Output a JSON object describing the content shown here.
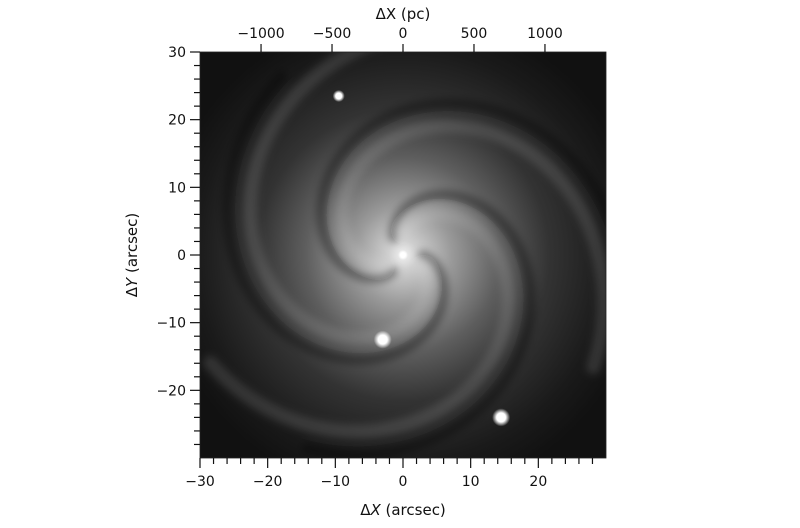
{
  "chart_data": {
    "type": "heatmap",
    "description_source": "grayscale galaxy image with offset axes",
    "colormap": "gray",
    "xlabel_prefix": "Δ",
    "xlabel_var": "X",
    "xlabel_unit": " (arcsec)",
    "ylabel_prefix": "Δ",
    "ylabel_var": "Y",
    "ylabel_unit": " (arcsec)",
    "top_xlabel": "ΔX (pc)",
    "xlim": [
      -30,
      30
    ],
    "ylim": [
      -30,
      30
    ],
    "top_xlim_pc": [
      -1430,
      1430
    ],
    "x_ticks": [
      -30,
      -20,
      -10,
      0,
      10,
      20
    ],
    "x_tick_labels": [
      "−30",
      "−20",
      "−10",
      "0",
      "10",
      "20"
    ],
    "y_ticks": [
      30,
      20,
      10,
      0,
      -10,
      -20
    ],
    "y_tick_labels": [
      "30",
      "20",
      "10",
      "0",
      "−10",
      "−20"
    ],
    "top_ticks_pc": [
      -1000,
      -500,
      0,
      500,
      1000
    ],
    "top_tick_labels": [
      "−1000",
      "−500",
      "0",
      "500",
      "1000"
    ],
    "minor_tick_step": 2,
    "point_sources": [
      {
        "x": 0,
        "y": 0,
        "brightness": "nucleus"
      },
      {
        "x": -3,
        "y": -12.5,
        "brightness": "bright"
      },
      {
        "x": -9.5,
        "y": 23.5,
        "brightness": "medium"
      },
      {
        "x": 14.5,
        "y": -24,
        "brightness": "bright"
      }
    ]
  }
}
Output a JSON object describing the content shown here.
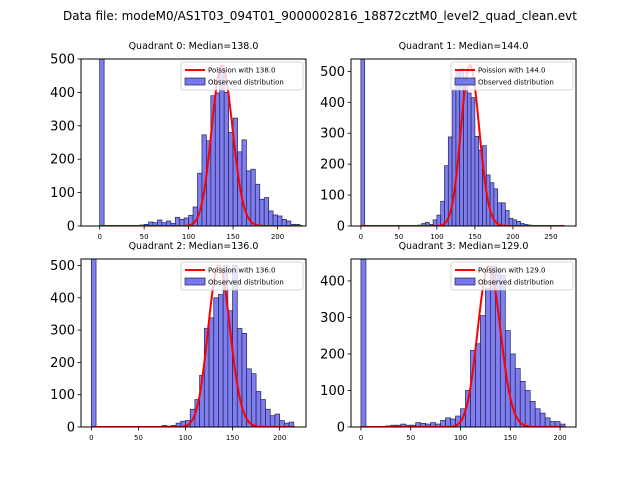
{
  "figure": {
    "suptitle": "Data file: modeM0/AS1T03_094T01_9000002816_18872cztM0_level2_quad_clean.evt"
  },
  "colors": {
    "bar_fill": "#7777ee",
    "bar_edge": "#222255",
    "poisson_line": "#ff0000",
    "axes": "#000000"
  },
  "chart_data": [
    {
      "type": "bar",
      "title": "Quadrant 0: Median=138.0",
      "median": 138.0,
      "xlabel": "",
      "ylabel": "",
      "xlim": [
        -21,
        232
      ],
      "ylim": [
        0,
        500
      ],
      "xticks": [
        0,
        50,
        100,
        150,
        200
      ],
      "yticks": [
        0,
        100,
        200,
        300,
        400,
        500
      ],
      "bin_width": 5,
      "bins": [
        0,
        45,
        50,
        55,
        60,
        65,
        70,
        75,
        80,
        85,
        90,
        95,
        100,
        105,
        110,
        115,
        120,
        125,
        130,
        135,
        140,
        145,
        150,
        155,
        160,
        165,
        170,
        175,
        180,
        185,
        190,
        195,
        200,
        205,
        210,
        215,
        220
      ],
      "counts": [
        600,
        3,
        5,
        12,
        10,
        18,
        10,
        15,
        8,
        26,
        20,
        24,
        32,
        57,
        158,
        273,
        255,
        390,
        398,
        470,
        400,
        280,
        323,
        222,
        258,
        165,
        170,
        125,
        80,
        85,
        45,
        33,
        30,
        20,
        15,
        5,
        5
      ],
      "legend": [
        "Poission with 138.0",
        "Observed distribution"
      ],
      "legend_position": "top-right",
      "poisson_mean": 138.0,
      "poisson_scale": 480,
      "poisson_xmax": 228
    },
    {
      "type": "bar",
      "title": "Quadrant 1: Median=144.0",
      "median": 144.0,
      "xlabel": "",
      "ylabel": "",
      "xlim": [
        -13,
        283
      ],
      "ylim": [
        0,
        540
      ],
      "xticks": [
        0,
        50,
        100,
        150,
        200,
        250
      ],
      "yticks": [
        0,
        100,
        200,
        300,
        400,
        500
      ],
      "bin_width": 5,
      "bins": [
        0,
        75,
        80,
        85,
        90,
        95,
        100,
        105,
        110,
        115,
        120,
        125,
        130,
        135,
        140,
        145,
        150,
        155,
        160,
        165,
        170,
        175,
        180,
        185,
        190,
        195,
        200,
        205,
        210,
        215,
        220,
        225,
        230
      ],
      "counts": [
        600,
        3,
        8,
        12,
        5,
        20,
        35,
        80,
        195,
        288,
        440,
        500,
        510,
        480,
        430,
        415,
        290,
        245,
        260,
        165,
        140,
        120,
        75,
        75,
        50,
        25,
        20,
        15,
        8,
        5,
        3,
        2,
        2
      ],
      "legend": [
        "Poission with 144.0",
        "Observed distribution"
      ],
      "legend_position": "top-right",
      "poisson_mean": 144.0,
      "poisson_scale": 520,
      "poisson_xmax": 268
    },
    {
      "type": "bar",
      "title": "Quadrant 2: Median=136.0",
      "median": 136.0,
      "xlabel": "",
      "ylabel": "",
      "xlim": [
        -11,
        228
      ],
      "ylim": [
        0,
        520
      ],
      "xticks": [
        0,
        50,
        100,
        150,
        200
      ],
      "yticks": [
        0,
        100,
        200,
        300,
        400,
        500
      ],
      "bin_width": 5,
      "bins": [
        0,
        75,
        80,
        85,
        90,
        95,
        100,
        105,
        110,
        115,
        120,
        125,
        130,
        135,
        140,
        145,
        150,
        155,
        160,
        165,
        170,
        175,
        180,
        185,
        190,
        195,
        200,
        205,
        210
      ],
      "counts": [
        600,
        5,
        3,
        5,
        12,
        18,
        20,
        55,
        85,
        160,
        305,
        338,
        400,
        410,
        500,
        360,
        500,
        305,
        290,
        180,
        165,
        110,
        85,
        55,
        35,
        40,
        20,
        12,
        15
      ],
      "legend": [
        "Poission with 136.0",
        "Observed distribution"
      ],
      "legend_position": "top-right",
      "poisson_mean": 136.0,
      "poisson_scale": 500,
      "poisson_xmax": 216
    },
    {
      "type": "bar",
      "title": "Quadrant 3: Median=129.0",
      "median": 129.0,
      "xlabel": "",
      "ylabel": "",
      "xlim": [
        -10,
        216
      ],
      "ylim": [
        0,
        460
      ],
      "xticks": [
        0,
        50,
        100,
        150,
        200
      ],
      "yticks": [
        0,
        100,
        200,
        300,
        400
      ],
      "bin_width": 5,
      "bins": [
        0,
        25,
        30,
        35,
        40,
        45,
        50,
        55,
        60,
        65,
        70,
        75,
        80,
        85,
        90,
        95,
        100,
        105,
        110,
        115,
        120,
        125,
        130,
        135,
        140,
        145,
        150,
        155,
        160,
        165,
        170,
        175,
        180,
        185,
        190,
        195,
        200
      ],
      "counts": [
        600,
        3,
        5,
        5,
        8,
        5,
        5,
        12,
        10,
        8,
        12,
        8,
        18,
        25,
        22,
        30,
        50,
        100,
        210,
        228,
        305,
        380,
        440,
        435,
        415,
        264,
        200,
        160,
        125,
        100,
        70,
        50,
        38,
        25,
        15,
        15,
        8
      ],
      "legend": [
        "Poission with 129.0",
        "Observed distribution"
      ],
      "legend_position": "top-right",
      "poisson_mean": 129.0,
      "poisson_scale": 440,
      "poisson_xmax": 204
    }
  ]
}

====

Give the entries again without a single change, but with no pictures.

### CORRECT RESPONSE
Output a JSON object describing the content shown here.
{
  "chart_data": {
    "type": "heatmap",
    "description_source": "grayscale galaxy image with offset axes",
    "colormap": "gray",
    "xlabel_prefix": "Δ",
    "xlabel_var": "X",
    "xlabel_unit": " (arcsec)",
    "ylabel_prefix": "Δ",
    "ylabel_var": "Y",
    "ylabel_unit": " (arcsec)",
    "top_xlabel": "ΔX (pc)",
    "xlim": [
      -30,
      30
    ],
    "ylim": [
      -30,
      30
    ],
    "top_xlim_pc": [
      -1430,
      1430
    ],
    "x_ticks": [
      -30,
      -20,
      -10,
      0,
      10,
      20
    ],
    "x_tick_labels": [
      "−30",
      "−20",
      "−10",
      "0",
      "10",
      "20"
    ],
    "y_ticks": [
      30,
      20,
      10,
      0,
      -10,
      -20
    ],
    "y_tick_labels": [
      "30",
      "20",
      "10",
      "0",
      "−10",
      "−20"
    ],
    "top_ticks_pc": [
      -1000,
      -500,
      0,
      500,
      1000
    ],
    "top_tick_labels": [
      "−1000",
      "−500",
      "0",
      "500",
      "1000"
    ],
    "minor_tick_step": 2,
    "point_sources": [
      {
        "x": 0,
        "y": 0,
        "brightness": "nucleus"
      },
      {
        "x": -3,
        "y": -12.5,
        "brightness": "bright"
      },
      {
        "x": -9.5,
        "y": 23.5,
        "brightness": "medium"
      },
      {
        "x": 14.5,
        "y": -24,
        "brightness": "bright"
      }
    ]
  }
}
Output a JSON object describing the content shown here.
{
  "figure": {
    "suptitle": "Data file: modeM0/AS1T03_094T01_9000002816_18872cztM0_level2_quad_clean.evt"
  },
  "colors": {
    "bar_fill": "#7777ee",
    "bar_edge": "#222255",
    "poisson_line": "#ff0000",
    "axes": "#000000"
  },
  "chart_data": [
    {
      "type": "bar",
      "title": "Quadrant 0: Median=138.0",
      "median": 138.0,
      "xlabel": "",
      "ylabel": "",
      "xlim": [
        -21,
        232
      ],
      "ylim": [
        0,
        500
      ],
      "xticks": [
        0,
        50,
        100,
        150,
        200
      ],
      "yticks": [
        0,
        100,
        200,
        300,
        400,
        500
      ],
      "bin_width": 5,
      "bins": [
        0,
        45,
        50,
        55,
        60,
        65,
        70,
        75,
        80,
        85,
        90,
        95,
        100,
        105,
        110,
        115,
        120,
        125,
        130,
        135,
        140,
        145,
        150,
        155,
        160,
        165,
        170,
        175,
        180,
        185,
        190,
        195,
        200,
        205,
        210,
        215,
        220
      ],
      "counts": [
        600,
        3,
        5,
        12,
        10,
        18,
        10,
        15,
        8,
        26,
        20,
        24,
        32,
        57,
        158,
        273,
        255,
        390,
        398,
        470,
        400,
        280,
        323,
        222,
        258,
        165,
        170,
        125,
        80,
        85,
        45,
        33,
        30,
        20,
        15,
        5,
        5
      ],
      "legend": [
        "Poission with 138.0",
        "Observed distribution"
      ],
      "legend_position": "top-right",
      "poisson_mean": 138.0,
      "poisson_scale": 480,
      "poisson_xmax": 228
    },
    {
      "type": "bar",
      "title": "Quadrant 1: Median=144.0",
      "median": 144.0,
      "xlabel": "",
      "ylabel": "",
      "xlim": [
        -13,
        283
      ],
      "ylim": [
        0,
        540
      ],
      "xticks": [
        0,
        50,
        100,
        150,
        200,
        250
      ],
      "yticks": [
        0,
        100,
        200,
        300,
        400,
        500
      ],
      "bin_width": 5,
      "bins": [
        0,
        75,
        80,
        85,
        90,
        95,
        100,
        105,
        110,
        115,
        120,
        125,
        130,
        135,
        140,
        145,
        150,
        155,
        160,
        165,
        170,
        175,
        180,
        185,
        190,
        195,
        200,
        205,
        210,
        215,
        220,
        225,
        230
      ],
      "counts": [
        600,
        3,
        8,
        12,
        5,
        20,
        35,
        80,
        195,
        288,
        440,
        500,
        510,
        480,
        430,
        415,
        290,
        245,
        260,
        165,
        140,
        120,
        75,
        75,
        50,
        25,
        20,
        15,
        8,
        5,
        3,
        2,
        2
      ],
      "legend": [
        "Poission with 144.0",
        "Observed distribution"
      ],
      "legend_position": "top-right",
      "poisson_mean": 144.0,
      "poisson_scale": 520,
      "poisson_xmax": 268
    },
    {
      "type": "bar",
      "title": "Quadrant 2: Median=136.0",
      "median": 136.0,
      "xlabel": "",
      "ylabel": "",
      "xlim": [
        -11,
        228
      ],
      "ylim": [
        0,
        520
      ],
      "xticks": [
        0,
        50,
        100,
        150,
        200
      ],
      "yticks": [
        0,
        100,
        200,
        300,
        400,
        500
      ],
      "bin_width": 5,
      "bins": [
        0,
        75,
        80,
        85,
        90,
        95,
        100,
        105,
        110,
        115,
        120,
        125,
        130,
        135,
        140,
        145,
        150,
        155,
        160,
        165,
        170,
        175,
        180,
        185,
        190,
        195,
        200,
        205,
        210
      ],
      "counts": [
        600,
        5,
        3,
        5,
        12,
        18,
        20,
        55,
        85,
        160,
        305,
        338,
        400,
        410,
        500,
        360,
        500,
        305,
        290,
        180,
        165,
        110,
        85,
        55,
        35,
        40,
        20,
        12,
        15
      ],
      "legend": [
        "Poission with 136.0",
        "Observed distribution"
      ],
      "legend_position": "top-right",
      "poisson_mean": 136.0,
      "poisson_scale": 500,
      "poisson_xmax": 216
    },
    {
      "type": "bar",
      "title": "Quadrant 3: Median=129.0",
      "median": 129.0,
      "xlabel": "",
      "ylabel": "",
      "xlim": [
        -10,
        216
      ],
      "ylim": [
        0,
        460
      ],
      "xticks": [
        0,
        50,
        100,
        150,
        200
      ],
      "yticks": [
        0,
        100,
        200,
        300,
        400
      ],
      "bin_width": 5,
      "bins": [
        0,
        25,
        30,
        35,
        40,
        45,
        50,
        55,
        60,
        65,
        70,
        75,
        80,
        85,
        90,
        95,
        100,
        105,
        110,
        115,
        120,
        125,
        130,
        135,
        140,
        145,
        150,
        155,
        160,
        165,
        170,
        175,
        180,
        185,
        190,
        195,
        200
      ],
      "counts": [
        600,
        3,
        5,
        5,
        8,
        5,
        5,
        12,
        10,
        8,
        12,
        8,
        18,
        25,
        22,
        30,
        50,
        100,
        210,
        228,
        305,
        380,
        440,
        435,
        415,
        264,
        200,
        160,
        125,
        100,
        70,
        50,
        38,
        25,
        15,
        15,
        8
      ],
      "legend": [
        "Poission with 129.0",
        "Observed distribution"
      ],
      "legend_position": "top-right",
      "poisson_mean": 129.0,
      "poisson_scale": 440,
      "poisson_xmax": 204
    }
  ]
}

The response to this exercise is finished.